- Exercise requirements:
Restate every line of the material, word for word.

- Dataset:
------

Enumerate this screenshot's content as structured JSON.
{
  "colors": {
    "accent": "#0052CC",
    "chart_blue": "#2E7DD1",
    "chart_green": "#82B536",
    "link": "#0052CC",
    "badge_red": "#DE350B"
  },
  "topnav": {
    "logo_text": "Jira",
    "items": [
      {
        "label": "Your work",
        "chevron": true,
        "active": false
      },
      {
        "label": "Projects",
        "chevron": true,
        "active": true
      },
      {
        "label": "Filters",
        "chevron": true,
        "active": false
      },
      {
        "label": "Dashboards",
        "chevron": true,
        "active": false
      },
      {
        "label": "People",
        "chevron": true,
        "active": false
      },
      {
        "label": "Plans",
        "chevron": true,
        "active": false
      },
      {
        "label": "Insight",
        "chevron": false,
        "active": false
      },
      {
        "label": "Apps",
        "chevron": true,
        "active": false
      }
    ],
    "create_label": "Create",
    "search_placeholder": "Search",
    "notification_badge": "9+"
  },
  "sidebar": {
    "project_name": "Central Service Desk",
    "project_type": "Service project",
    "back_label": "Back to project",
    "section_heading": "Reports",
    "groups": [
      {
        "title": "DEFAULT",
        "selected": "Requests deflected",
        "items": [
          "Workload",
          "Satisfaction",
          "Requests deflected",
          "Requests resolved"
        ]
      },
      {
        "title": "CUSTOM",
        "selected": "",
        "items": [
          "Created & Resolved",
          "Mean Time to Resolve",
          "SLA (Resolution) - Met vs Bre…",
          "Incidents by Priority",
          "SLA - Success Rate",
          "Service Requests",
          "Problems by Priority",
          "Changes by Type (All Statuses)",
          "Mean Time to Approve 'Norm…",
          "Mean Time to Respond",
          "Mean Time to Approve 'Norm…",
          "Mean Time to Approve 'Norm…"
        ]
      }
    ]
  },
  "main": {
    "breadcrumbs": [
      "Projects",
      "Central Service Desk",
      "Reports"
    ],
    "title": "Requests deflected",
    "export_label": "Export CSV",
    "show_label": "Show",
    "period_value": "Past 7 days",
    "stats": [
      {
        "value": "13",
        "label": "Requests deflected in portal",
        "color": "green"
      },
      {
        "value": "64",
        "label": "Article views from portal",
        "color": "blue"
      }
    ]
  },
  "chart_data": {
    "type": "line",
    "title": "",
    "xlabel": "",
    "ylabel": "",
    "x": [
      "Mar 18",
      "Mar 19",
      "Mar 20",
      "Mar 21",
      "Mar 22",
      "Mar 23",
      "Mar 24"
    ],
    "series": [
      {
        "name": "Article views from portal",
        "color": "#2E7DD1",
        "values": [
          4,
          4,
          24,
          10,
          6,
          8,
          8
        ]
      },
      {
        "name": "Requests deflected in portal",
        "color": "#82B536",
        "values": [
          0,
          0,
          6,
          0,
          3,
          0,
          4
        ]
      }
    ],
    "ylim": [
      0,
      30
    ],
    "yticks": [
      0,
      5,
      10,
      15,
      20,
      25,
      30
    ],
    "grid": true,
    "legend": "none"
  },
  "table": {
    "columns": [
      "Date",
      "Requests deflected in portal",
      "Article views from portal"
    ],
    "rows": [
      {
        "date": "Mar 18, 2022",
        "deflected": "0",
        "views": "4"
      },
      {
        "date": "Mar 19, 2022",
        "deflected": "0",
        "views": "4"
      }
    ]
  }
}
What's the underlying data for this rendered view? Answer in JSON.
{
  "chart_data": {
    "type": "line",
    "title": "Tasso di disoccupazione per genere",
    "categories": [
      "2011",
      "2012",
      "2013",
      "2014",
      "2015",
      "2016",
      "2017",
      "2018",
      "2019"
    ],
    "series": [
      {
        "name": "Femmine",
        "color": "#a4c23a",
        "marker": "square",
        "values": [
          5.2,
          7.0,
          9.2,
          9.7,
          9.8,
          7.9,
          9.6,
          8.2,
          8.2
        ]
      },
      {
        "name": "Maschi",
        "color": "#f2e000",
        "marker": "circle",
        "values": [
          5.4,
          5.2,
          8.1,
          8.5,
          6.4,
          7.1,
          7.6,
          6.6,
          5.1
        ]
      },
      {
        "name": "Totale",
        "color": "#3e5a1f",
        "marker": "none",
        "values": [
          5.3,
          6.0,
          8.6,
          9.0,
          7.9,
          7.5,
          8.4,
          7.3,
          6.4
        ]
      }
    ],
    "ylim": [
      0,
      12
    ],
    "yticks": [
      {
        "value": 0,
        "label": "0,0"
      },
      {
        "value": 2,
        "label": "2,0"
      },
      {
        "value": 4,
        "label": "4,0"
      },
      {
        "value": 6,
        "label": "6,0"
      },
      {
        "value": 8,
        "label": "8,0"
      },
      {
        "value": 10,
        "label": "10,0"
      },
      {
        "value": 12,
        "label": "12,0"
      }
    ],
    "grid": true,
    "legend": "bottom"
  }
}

------

- Solution for this exercise:
Enumerate this screenshot's content as structured JSON.
{
  "colors": {
    "accent": "#0052CC",
    "chart_blue": "#2E7DD1",
    "chart_green": "#82B536",
    "link": "#0052CC",
    "badge_red": "#DE350B"
  },
  "topnav": {
    "logo_text": "Jira",
    "items": [
      {
        "label": "Your work",
        "chevron": true,
        "active": false
      },
      {
        "label": "Projects",
        "chevron": true,
        "active": true
      },
      {
        "label": "Filters",
        "chevron": true,
        "active": false
      },
      {
        "label": "Dashboards",
        "chevron": true,
        "active": false
      },
      {
        "label": "People",
        "chevron": true,
        "active": false
      },
      {
        "label": "Plans",
        "chevron": true,
        "active": false
      },
      {
        "label": "Insight",
        "chevron": false,
        "active": false
      },
      {
        "label": "Apps",
        "chevron": true,
        "active": false
      }
    ],
    "create_label": "Create",
    "search_placeholder": "Search",
    "notification_badge": "9+"
  },
  "sidebar": {
    "project_name": "Central Service Desk",
    "project_type": "Service project",
    "back_label": "Back to project",
    "section_heading": "Reports",
    "groups": [
      {
        "title": "DEFAULT",
        "selected": "Requests deflected",
        "items": [
          "Workload",
          "Satisfaction",
          "Requests deflected",
          "Requests resolved"
        ]
      },
      {
        "title": "CUSTOM",
        "selected": "",
        "items": [
          "Created & Resolved",
          "Mean Time to Resolve",
          "SLA (Resolution) - Met vs Bre…",
          "Incidents by Priority",
          "SLA - Success Rate",
          "Service Requests",
          "Problems by Priority",
          "Changes by Type (All Statuses)",
          "Mean Time to Approve 'Norm…",
          "Mean Time to Respond",
          "Mean Time to Approve 'Norm…",
          "Mean Time to Approve 'Norm…"
        ]
      }
    ]
  },
  "main": {
    "breadcrumbs": [
      "Projects",
      "Central Service Desk",
      "Reports"
    ],
    "title": "Requests deflected",
    "export_label": "Export CSV",
    "show_label": "Show",
    "period_value": "Past 7 days",
    "stats": [
      {
        "value": "13",
        "label": "Requests deflected in portal",
        "color": "green"
      },
      {
        "value": "64",
        "label": "Article views from portal",
        "color": "blue"
      }
    ]
  },
  "chart_data": {
    "type": "line",
    "title": "",
    "xlabel": "",
    "ylabel": "",
    "x": [
      "Mar 18",
      "Mar 19",
      "Mar 20",
      "Mar 21",
      "Mar 22",
      "Mar 23",
      "Mar 24"
    ],
    "series": [
      {
        "name": "Article views from portal",
        "color": "#2E7DD1",
        "values": [
          4,
          4,
          24,
          10,
          6,
          8,
          8
        ]
      },
      {
        "name": "Requests deflected in portal",
        "color": "#82B536",
        "values": [
          0,
          0,
          6,
          0,
          3,
          0,
          4
        ]
      }
    ],
    "ylim": [
      0,
      30
    ],
    "yticks": [
      0,
      5,
      10,
      15,
      20,
      25,
      30
    ],
    "grid": true,
    "legend": "none"
  },
  "table": {
    "columns": [
      "Date",
      "Requests deflected in portal",
      "Article views from portal"
    ],
    "rows": [
      {
        "date": "Mar 18, 2022",
        "deflected": "0",
        "views": "4"
      },
      {
        "date": "Mar 19, 2022",
        "deflected": "0",
        "views": "4"
      }
    ]
  }
}
What's the underlying data for this rendered view? Answer in JSON.
{
  "chart_data": {
    "type": "line",
    "title": "Tasso di disoccupazione per genere",
    "categories": [
      "2011",
      "2012",
      "2013",
      "2014",
      "2015",
      "2016",
      "2017",
      "2018",
      "2019"
    ],
    "series": [
      {
        "name": "Femmine",
        "color": "#a4c23a",
        "marker": "square",
        "values": [
          5.2,
          7.0,
          9.2,
          9.7,
          9.8,
          7.9,
          9.6,
          8.2,
          8.2
        ]
      },
      {
        "name": "Maschi",
        "color": "#f2e000",
        "marker": "circle",
        "values": [
          5.4,
          5.2,
          8.1,
          8.5,
          6.4,
          7.1,
          7.6,
          6.6,
          5.1
        ]
      },
      {
        "name": "Totale",
        "color": "#3e5a1f",
        "marker": "none",
        "values": [
          5.3,
          6.0,
          8.6,
          9.0,
          7.9,
          7.5,
          8.4,
          7.3,
          6.4
        ]
      }
    ],
    "ylim": [
      0,
      12
    ],
    "yticks": [
      {
        "value": 0,
        "label": "0,0"
      },
      {
        "value": 2,
        "label": "2,0"
      },
      {
        "value": 4,
        "label": "4,0"
      },
      {
        "value": 6,
        "label": "6,0"
      },
      {
        "value": 8,
        "label": "8,0"
      },
      {
        "value": 10,
        "label": "10,0"
      },
      {
        "value": 12,
        "label": "12,0"
      }
    ],
    "grid": true,
    "legend": "bottom"
  }
}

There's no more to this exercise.